* Goal:
Select the lines that hold the word "Worth" and copy each one.

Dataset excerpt
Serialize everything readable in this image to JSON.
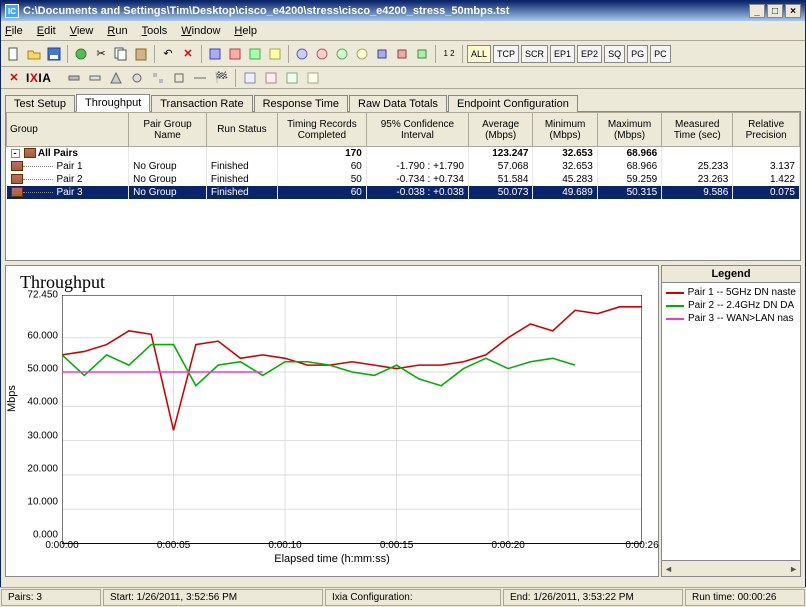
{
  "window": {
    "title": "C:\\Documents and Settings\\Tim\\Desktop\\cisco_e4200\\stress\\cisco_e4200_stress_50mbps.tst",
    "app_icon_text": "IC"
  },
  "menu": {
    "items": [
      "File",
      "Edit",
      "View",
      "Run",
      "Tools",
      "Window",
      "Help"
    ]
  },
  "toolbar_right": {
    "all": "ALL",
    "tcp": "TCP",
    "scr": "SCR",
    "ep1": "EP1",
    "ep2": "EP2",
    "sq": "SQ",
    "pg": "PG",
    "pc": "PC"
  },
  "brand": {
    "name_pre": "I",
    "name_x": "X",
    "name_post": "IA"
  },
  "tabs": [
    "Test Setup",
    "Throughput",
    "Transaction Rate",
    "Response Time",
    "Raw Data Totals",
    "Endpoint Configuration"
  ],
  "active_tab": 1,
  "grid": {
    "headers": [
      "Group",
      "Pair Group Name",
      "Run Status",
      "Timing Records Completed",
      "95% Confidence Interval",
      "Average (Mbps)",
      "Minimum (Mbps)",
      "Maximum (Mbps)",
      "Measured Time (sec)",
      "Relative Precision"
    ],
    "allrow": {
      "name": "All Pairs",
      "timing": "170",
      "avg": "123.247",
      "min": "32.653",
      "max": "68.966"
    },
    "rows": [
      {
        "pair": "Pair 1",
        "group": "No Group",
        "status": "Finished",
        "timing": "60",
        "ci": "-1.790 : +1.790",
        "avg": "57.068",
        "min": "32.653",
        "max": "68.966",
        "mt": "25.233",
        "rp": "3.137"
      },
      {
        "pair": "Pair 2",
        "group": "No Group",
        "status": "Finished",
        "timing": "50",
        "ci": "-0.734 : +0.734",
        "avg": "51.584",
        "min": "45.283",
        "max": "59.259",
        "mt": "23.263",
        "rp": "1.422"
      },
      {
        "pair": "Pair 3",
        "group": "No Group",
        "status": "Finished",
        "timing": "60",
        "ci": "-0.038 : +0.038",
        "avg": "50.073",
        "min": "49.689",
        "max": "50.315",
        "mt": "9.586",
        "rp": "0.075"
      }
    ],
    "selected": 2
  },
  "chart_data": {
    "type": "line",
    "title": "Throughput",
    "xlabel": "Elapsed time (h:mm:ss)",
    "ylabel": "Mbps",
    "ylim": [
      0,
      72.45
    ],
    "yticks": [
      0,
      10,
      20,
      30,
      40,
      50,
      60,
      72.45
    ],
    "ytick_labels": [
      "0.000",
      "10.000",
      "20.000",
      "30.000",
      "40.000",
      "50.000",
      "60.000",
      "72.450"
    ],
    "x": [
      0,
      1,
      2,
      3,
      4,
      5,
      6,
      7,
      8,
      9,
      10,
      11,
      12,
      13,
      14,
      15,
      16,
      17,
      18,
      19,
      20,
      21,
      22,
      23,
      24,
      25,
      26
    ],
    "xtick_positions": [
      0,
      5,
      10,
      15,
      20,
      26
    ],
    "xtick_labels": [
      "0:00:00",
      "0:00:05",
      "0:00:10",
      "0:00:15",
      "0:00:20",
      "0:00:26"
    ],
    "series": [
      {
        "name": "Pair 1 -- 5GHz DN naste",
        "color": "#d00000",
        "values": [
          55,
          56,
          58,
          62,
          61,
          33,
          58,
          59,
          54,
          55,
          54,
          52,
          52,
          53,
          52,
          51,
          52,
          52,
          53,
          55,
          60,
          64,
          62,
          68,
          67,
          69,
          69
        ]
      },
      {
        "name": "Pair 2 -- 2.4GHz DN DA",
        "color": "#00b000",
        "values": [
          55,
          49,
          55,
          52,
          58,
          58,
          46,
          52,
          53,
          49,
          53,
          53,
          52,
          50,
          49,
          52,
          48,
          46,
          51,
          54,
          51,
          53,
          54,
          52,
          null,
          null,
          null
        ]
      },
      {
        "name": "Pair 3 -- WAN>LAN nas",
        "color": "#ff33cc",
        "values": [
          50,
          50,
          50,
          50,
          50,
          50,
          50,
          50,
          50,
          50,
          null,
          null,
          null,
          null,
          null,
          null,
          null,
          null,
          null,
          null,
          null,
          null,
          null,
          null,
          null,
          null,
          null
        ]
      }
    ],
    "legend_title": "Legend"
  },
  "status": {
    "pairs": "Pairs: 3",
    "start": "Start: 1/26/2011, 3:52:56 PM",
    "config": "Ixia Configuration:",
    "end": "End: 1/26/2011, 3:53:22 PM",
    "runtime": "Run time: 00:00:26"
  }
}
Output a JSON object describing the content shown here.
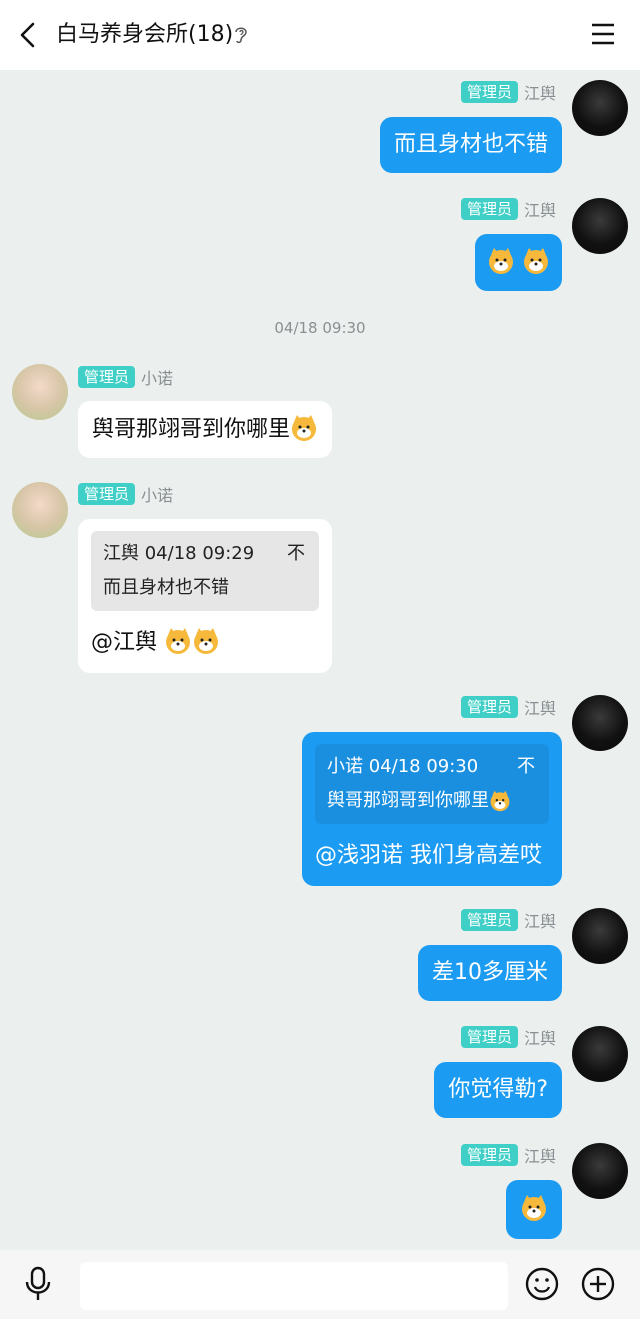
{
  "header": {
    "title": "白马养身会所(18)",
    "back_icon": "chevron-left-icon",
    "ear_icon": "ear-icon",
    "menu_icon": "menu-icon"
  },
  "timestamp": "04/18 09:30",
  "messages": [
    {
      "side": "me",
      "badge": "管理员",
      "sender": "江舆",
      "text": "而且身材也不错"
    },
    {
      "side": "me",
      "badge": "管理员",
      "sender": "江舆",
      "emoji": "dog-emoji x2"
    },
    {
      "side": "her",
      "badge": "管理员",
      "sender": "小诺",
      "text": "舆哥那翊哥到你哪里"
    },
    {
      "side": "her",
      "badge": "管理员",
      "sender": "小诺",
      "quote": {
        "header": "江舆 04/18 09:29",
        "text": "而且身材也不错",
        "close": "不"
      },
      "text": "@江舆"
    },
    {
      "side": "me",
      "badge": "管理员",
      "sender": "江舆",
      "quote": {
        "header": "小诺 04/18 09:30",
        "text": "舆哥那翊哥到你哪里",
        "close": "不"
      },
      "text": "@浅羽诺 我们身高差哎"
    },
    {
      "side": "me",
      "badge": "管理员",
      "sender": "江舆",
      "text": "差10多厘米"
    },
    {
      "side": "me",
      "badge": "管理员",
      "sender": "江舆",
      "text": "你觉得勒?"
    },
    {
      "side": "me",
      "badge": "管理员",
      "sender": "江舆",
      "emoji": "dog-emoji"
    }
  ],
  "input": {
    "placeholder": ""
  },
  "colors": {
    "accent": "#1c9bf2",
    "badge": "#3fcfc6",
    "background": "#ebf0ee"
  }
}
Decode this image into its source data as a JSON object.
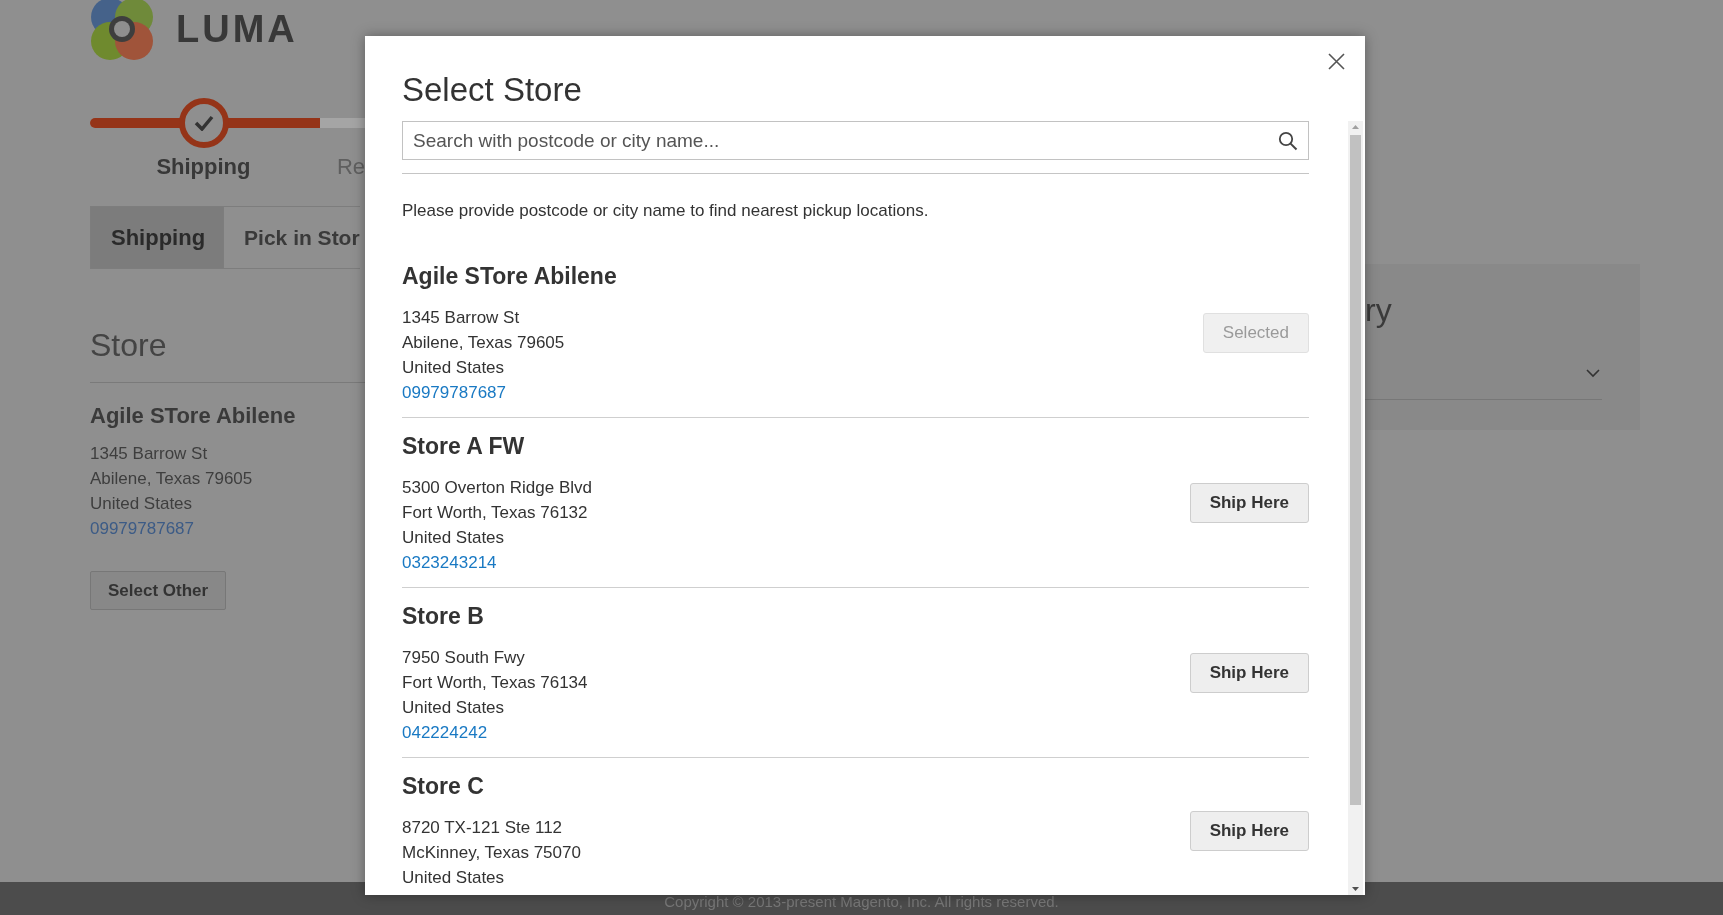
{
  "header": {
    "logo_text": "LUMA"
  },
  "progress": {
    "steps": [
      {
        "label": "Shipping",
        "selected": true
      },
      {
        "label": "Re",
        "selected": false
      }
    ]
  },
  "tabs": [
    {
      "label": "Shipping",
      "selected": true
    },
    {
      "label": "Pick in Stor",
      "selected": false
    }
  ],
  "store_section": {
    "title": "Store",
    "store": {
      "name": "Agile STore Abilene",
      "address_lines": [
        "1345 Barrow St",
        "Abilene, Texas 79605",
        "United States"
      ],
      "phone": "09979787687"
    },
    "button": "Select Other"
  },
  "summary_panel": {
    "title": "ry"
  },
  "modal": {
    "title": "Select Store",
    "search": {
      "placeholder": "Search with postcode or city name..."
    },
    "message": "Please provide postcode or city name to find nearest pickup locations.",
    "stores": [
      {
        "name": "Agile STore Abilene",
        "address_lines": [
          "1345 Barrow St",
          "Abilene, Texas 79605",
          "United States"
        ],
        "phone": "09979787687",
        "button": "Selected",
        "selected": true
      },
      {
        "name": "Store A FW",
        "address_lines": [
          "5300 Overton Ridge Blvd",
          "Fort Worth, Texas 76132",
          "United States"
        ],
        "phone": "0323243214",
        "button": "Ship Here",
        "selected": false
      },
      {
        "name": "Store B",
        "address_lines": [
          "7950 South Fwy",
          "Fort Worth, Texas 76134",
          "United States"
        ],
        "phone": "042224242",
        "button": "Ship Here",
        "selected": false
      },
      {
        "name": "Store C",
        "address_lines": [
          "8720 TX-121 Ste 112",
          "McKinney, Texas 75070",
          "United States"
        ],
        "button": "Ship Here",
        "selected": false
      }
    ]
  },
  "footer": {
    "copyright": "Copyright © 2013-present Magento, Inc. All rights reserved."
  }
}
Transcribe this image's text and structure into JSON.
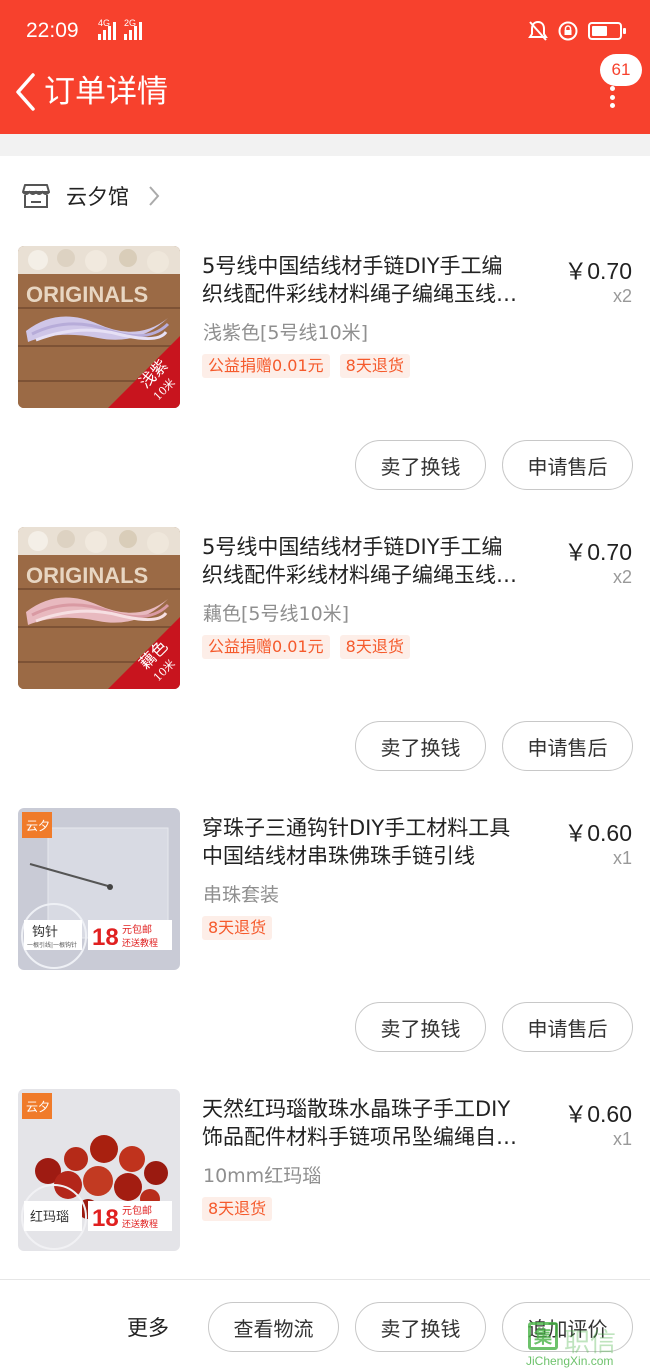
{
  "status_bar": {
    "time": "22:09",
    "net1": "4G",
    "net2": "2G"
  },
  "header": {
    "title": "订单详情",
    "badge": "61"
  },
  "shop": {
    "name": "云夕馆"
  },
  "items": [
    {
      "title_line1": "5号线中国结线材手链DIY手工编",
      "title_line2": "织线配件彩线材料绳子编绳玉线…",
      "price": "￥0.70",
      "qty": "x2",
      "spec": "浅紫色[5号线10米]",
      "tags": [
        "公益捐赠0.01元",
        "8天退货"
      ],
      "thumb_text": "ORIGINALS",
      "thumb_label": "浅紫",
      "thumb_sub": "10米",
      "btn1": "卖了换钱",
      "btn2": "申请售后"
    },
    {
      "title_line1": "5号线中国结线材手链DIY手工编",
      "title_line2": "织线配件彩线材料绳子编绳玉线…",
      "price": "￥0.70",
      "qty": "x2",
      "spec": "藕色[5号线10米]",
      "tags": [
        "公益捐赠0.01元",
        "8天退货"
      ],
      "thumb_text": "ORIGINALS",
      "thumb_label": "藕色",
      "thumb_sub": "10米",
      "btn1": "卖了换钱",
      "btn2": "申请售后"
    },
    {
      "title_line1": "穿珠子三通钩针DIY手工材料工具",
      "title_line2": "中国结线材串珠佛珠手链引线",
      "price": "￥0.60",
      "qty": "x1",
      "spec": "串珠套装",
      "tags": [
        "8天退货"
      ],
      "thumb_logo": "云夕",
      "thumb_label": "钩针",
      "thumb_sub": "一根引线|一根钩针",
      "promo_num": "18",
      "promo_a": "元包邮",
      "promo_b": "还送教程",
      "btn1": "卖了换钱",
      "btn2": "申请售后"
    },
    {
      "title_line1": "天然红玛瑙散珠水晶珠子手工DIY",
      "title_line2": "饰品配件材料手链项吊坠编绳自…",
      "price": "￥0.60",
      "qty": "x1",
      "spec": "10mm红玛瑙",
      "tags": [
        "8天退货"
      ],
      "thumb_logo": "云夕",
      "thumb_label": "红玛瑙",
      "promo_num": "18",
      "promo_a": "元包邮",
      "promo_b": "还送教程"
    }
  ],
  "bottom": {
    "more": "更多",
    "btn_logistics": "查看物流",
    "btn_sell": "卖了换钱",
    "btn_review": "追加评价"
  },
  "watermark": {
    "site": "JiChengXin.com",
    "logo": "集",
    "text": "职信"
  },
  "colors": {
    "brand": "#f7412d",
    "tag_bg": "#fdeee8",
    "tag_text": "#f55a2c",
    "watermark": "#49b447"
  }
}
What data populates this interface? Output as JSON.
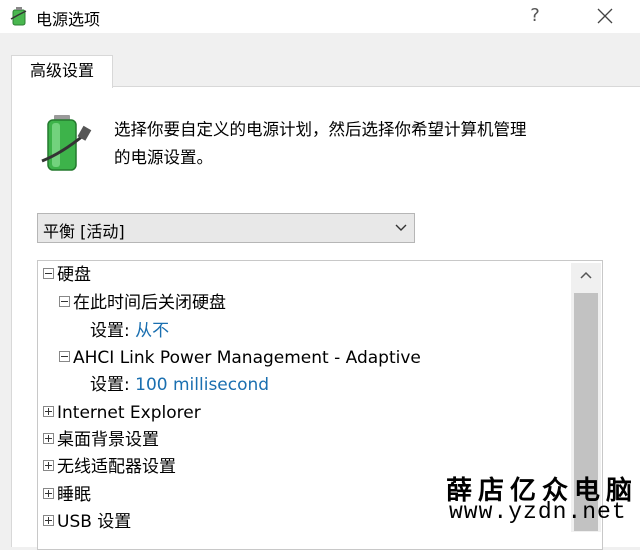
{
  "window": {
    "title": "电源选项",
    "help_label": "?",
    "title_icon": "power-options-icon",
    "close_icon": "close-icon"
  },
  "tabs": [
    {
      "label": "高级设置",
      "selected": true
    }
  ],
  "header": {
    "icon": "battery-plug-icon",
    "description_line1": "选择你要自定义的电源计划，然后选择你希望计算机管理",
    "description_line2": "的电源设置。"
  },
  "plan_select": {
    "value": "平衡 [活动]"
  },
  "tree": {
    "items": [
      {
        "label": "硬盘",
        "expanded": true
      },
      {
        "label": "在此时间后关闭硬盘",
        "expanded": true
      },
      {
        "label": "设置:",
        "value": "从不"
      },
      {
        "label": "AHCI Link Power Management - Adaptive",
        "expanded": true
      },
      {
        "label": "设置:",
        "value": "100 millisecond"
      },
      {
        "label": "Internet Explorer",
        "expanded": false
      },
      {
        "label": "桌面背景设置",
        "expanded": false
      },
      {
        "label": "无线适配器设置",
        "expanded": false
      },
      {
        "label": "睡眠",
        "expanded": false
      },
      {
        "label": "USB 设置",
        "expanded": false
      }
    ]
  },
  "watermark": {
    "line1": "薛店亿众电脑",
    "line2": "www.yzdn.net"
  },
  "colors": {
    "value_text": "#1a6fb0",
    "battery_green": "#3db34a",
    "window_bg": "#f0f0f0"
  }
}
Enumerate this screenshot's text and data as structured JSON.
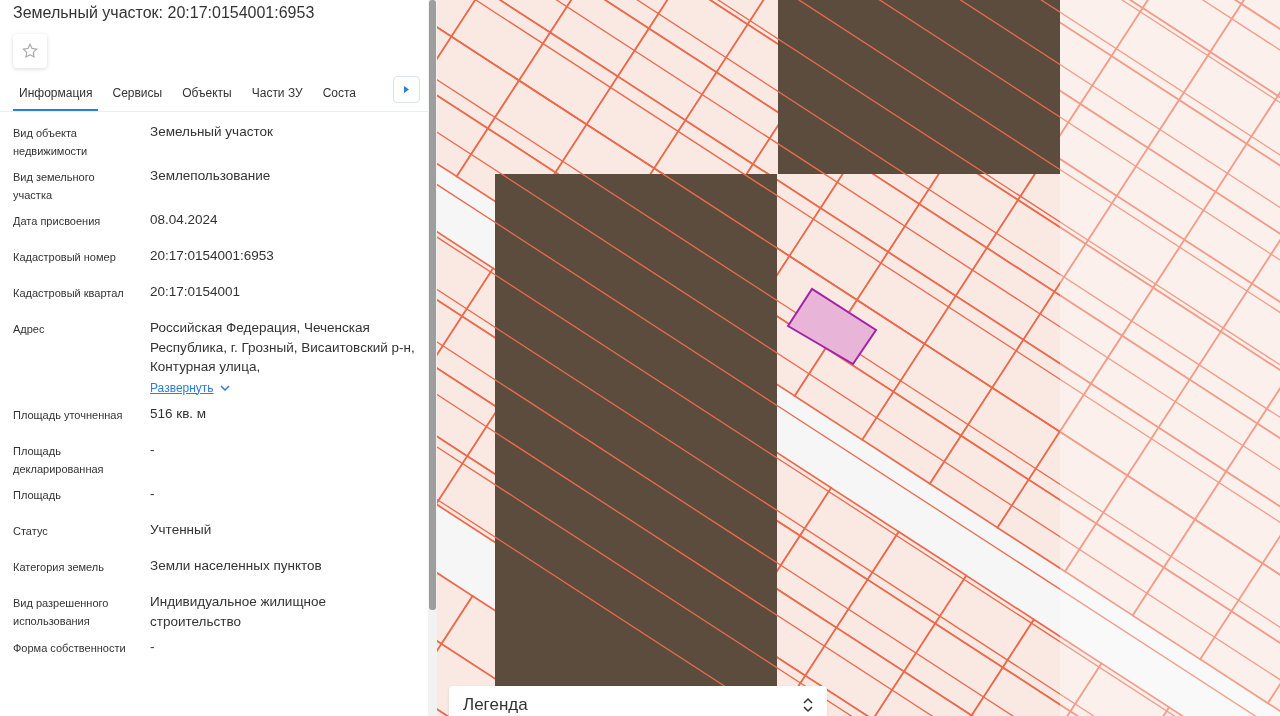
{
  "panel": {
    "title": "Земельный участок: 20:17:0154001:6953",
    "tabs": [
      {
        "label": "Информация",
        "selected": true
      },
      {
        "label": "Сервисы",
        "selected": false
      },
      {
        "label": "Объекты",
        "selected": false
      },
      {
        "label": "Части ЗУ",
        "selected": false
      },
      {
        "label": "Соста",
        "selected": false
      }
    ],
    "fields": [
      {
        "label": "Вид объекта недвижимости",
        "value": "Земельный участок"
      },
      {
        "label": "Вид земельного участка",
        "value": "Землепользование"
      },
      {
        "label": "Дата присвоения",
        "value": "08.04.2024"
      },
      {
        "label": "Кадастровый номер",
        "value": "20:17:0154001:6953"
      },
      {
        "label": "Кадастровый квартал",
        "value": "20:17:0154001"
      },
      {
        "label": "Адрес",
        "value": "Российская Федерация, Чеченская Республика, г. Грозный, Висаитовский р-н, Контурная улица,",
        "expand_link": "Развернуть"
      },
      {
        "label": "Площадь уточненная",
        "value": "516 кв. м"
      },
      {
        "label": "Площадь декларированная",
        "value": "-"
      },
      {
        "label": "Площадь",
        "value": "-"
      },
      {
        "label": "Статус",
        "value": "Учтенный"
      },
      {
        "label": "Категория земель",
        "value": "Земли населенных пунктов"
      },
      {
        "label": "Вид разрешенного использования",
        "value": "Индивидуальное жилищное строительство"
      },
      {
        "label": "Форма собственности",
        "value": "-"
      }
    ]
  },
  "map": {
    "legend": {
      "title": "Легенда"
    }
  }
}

* Task output:
          "Fort Worth, Texas 76132",
          "Fort Worth, Texas 76134",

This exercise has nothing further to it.